● **OBJECTIVE**:
Reproduce the records that follow in full, excluding any picture they contain.

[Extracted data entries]
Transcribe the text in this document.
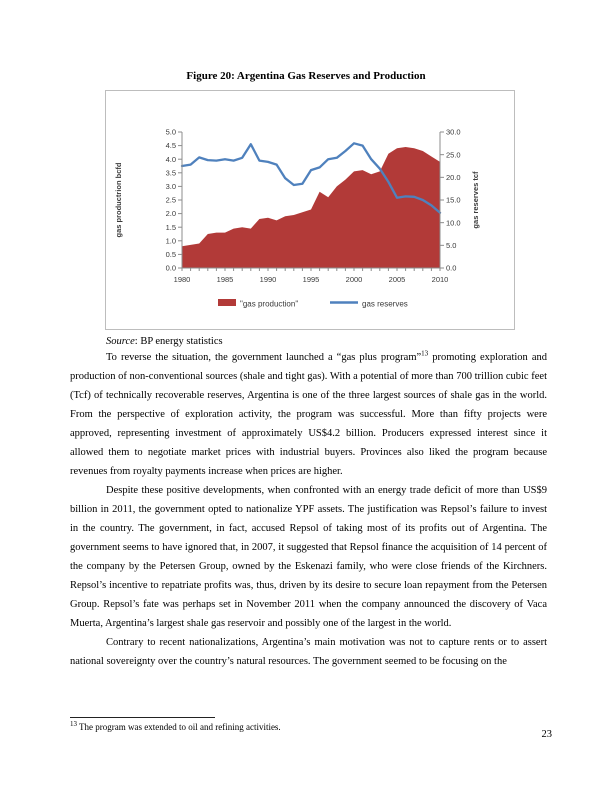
Figure 20: Argentina Gas Reserves and Production
0.0
0.5
1.0
1.5
2.0
2.5
3.0
3.5
4.0
4.5
5.0
0.0
5.0
10.0
15.0
20.0
25.0
30.0
1980	1985	1990	1995	2000	2005	2010
gas productrion bcfd	gas reserves tcf
"gas production"	gas reserves
Source: BP energy statistics

To reverse the situation, the government launched a “gas plus program”$^{13}$ promoting exploration and production of non-conventional sources (shale and tight gas). With a potential of more than 700 trillion cubic feet (Tcf) of technically recoverable reserves, Argentina is one of the three largest sources of shale gas in the world. From the perspective of exploration activity, the program was successful. More than fifty projects were approved, representing investment of approximately US$4.2 billion. Producers expressed interest since it allowed them to negotiate market prices with industrial buyers. Provinces also liked the program because revenues from royalty payments increase when prices are higher.

Despite these positive developments, when confronted with an energy trade deficit of more than US$9 billion in 2011, the government opted to nationalize YPF assets. The justification was Repsol’s failure to invest in the country. The government, in fact, accused Repsol of taking most of its profits out of Argentina. The government seems to have ignored that, in 2007, it suggested that Repsol finance the acquisition of 14 percent of the company by the Petersen Group, owned by the Eskenazi family, who were close friends of the Kirchners. Repsol’s incentive to repatriate profits was, thus, driven by its desire to secure loan repayment from the Petersen Group. Repsol’s fate was perhaps set in November 2011 when the company announced the discovery of Vaca Muerta, Argentina’s largest shale gas reservoir and possibly one of the largest in the world.

Contrary to recent nationalizations, Argentina’s main motivation was not to capture rents or to assert national sovereignty over the country’s natural resources. The government seemed to be focusing on the

$^{13}$ The program was extended to oil and refining activities.
23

● **ANSWER TO THE TASK**:
Transcribe the text in this document.
Figure 20: Argentina Gas Reserves and Production
0.0
0.5
1.0
1.5
2.0
2.5
3.0
3.5
4.0
4.5
5.0
0.0
5.0
10.0
15.0
20.0
25.0
30.0
1980	1985	1990	1995	2000	2005	2010
gas productrion bcfd	gas reserves tcf
"gas production"	gas reserves
Source: BP energy statistics

To reverse the situation, the government launched a “gas plus program”$^{13}$ promoting exploration and production of non-conventional sources (shale and tight gas). With a potential of more than 700 trillion cubic feet (Tcf) of technically recoverable reserves, Argentina is one of the three largest sources of shale gas in the world. From the perspective of exploration activity, the program was successful. More than fifty projects were approved, representing investment of approximately US$4.2 billion. Producers expressed interest since it allowed them to negotiate market prices with industrial buyers. Provinces also liked the program because revenues from royalty payments increase when prices are higher.

Despite these positive developments, when confronted with an energy trade deficit of more than US$9 billion in 2011, the government opted to nationalize YPF assets. The justification was Repsol’s failure to invest in the country. The government, in fact, accused Repsol of taking most of its profits out of Argentina. The government seems to have ignored that, in 2007, it suggested that Repsol finance the acquisition of 14 percent of the company by the Petersen Group, owned by the Eskenazi family, who were close friends of the Kirchners. Repsol’s incentive to repatriate profits was, thus, driven by its desire to secure loan repayment from the Petersen Group. Repsol’s fate was perhaps set in November 2011 when the company announced the discovery of Vaca Muerta, Argentina’s largest shale gas reservoir and possibly one of the largest in the world.

Contrary to recent nationalizations, Argentina’s main motivation was not to capture rents or to assert national sovereignty over the country’s natural resources. The government seemed to be focusing on the

$^{13}$ The program was extended to oil and refining activities.
23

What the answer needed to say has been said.